— Records shown —
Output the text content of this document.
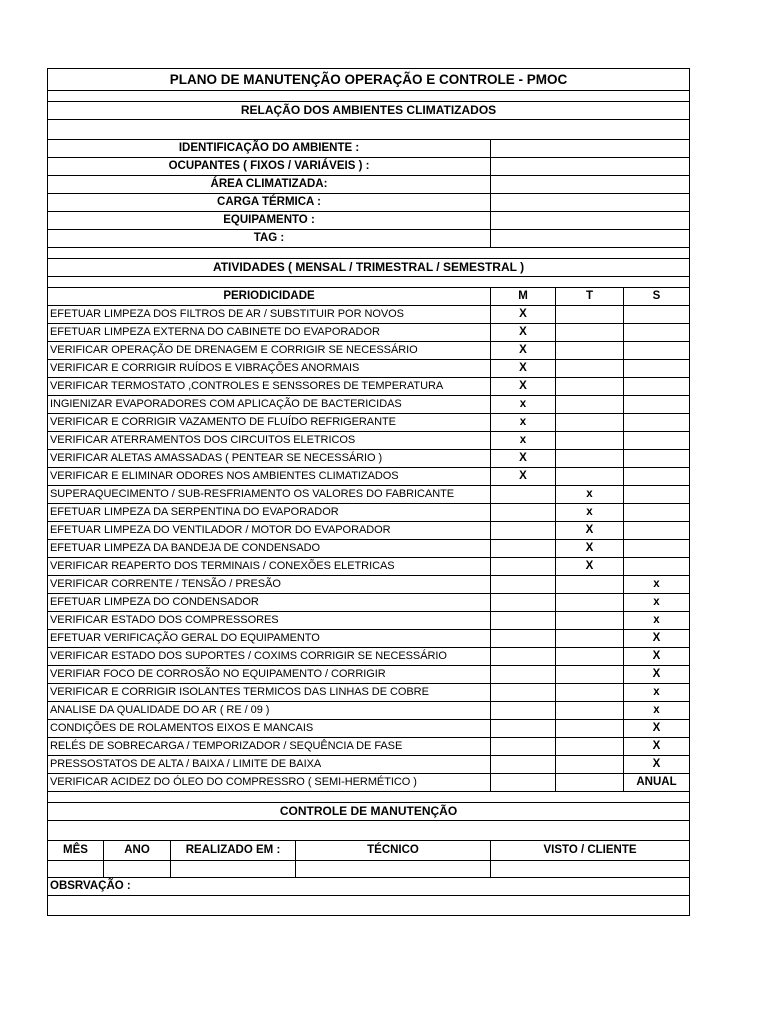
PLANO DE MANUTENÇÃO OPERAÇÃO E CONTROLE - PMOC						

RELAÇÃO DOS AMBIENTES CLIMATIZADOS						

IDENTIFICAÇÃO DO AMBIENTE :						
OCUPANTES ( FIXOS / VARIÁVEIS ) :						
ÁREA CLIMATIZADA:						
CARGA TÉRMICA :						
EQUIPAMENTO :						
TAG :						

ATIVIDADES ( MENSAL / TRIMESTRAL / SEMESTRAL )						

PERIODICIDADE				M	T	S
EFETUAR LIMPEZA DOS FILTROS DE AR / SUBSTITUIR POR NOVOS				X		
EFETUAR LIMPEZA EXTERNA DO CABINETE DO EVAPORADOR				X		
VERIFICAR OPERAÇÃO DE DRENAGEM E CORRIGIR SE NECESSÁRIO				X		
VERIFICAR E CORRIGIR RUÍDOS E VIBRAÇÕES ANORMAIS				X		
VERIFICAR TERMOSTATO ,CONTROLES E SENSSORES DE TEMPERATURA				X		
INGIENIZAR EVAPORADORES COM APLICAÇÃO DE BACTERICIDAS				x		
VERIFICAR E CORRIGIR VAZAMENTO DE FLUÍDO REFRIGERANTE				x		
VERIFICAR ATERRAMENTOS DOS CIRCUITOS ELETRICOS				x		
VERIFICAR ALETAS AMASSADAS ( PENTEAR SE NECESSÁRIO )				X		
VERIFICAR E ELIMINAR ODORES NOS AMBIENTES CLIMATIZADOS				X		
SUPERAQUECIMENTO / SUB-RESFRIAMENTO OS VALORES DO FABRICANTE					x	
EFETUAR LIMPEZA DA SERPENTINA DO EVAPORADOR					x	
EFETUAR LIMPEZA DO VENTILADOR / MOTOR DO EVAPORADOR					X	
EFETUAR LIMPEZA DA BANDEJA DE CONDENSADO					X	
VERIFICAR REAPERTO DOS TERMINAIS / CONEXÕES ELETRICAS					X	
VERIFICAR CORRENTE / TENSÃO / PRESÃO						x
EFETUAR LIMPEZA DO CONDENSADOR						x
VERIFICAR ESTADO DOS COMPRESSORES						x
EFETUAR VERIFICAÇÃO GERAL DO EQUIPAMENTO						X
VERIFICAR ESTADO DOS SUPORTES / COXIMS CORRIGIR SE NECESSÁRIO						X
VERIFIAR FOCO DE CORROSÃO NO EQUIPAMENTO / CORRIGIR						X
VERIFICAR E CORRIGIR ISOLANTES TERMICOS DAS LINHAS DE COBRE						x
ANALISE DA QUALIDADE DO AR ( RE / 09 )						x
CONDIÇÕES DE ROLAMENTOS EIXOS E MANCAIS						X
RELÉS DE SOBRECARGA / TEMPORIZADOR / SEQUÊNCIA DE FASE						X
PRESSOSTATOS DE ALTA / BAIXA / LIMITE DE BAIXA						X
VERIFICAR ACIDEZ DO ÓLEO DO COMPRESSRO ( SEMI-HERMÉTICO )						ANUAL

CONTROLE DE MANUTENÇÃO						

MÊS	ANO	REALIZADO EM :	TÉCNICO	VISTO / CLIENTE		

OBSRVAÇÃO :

— Exercise —
In the records above, locate every line with the string "EFETUAR" and copy it.

— Written solution —
EFETUAR LIMPEZA DOS FILTROS DE AR / SUBSTITUIR POR NOVOS				X		
EFETUAR LIMPEZA EXTERNA DO CABINETE DO EVAPORADOR				X		
EFETUAR LIMPEZA DA SERPENTINA DO EVAPORADOR					x	
EFETUAR LIMPEZA DO VENTILADOR / MOTOR DO EVAPORADOR					X	
EFETUAR LIMPEZA DA BANDEJA DE CONDENSADO					X	
EFETUAR LIMPEZA DO CONDENSADOR						x
EFETUAR VERIFICAÇÃO GERAL DO EQUIPAMENTO						X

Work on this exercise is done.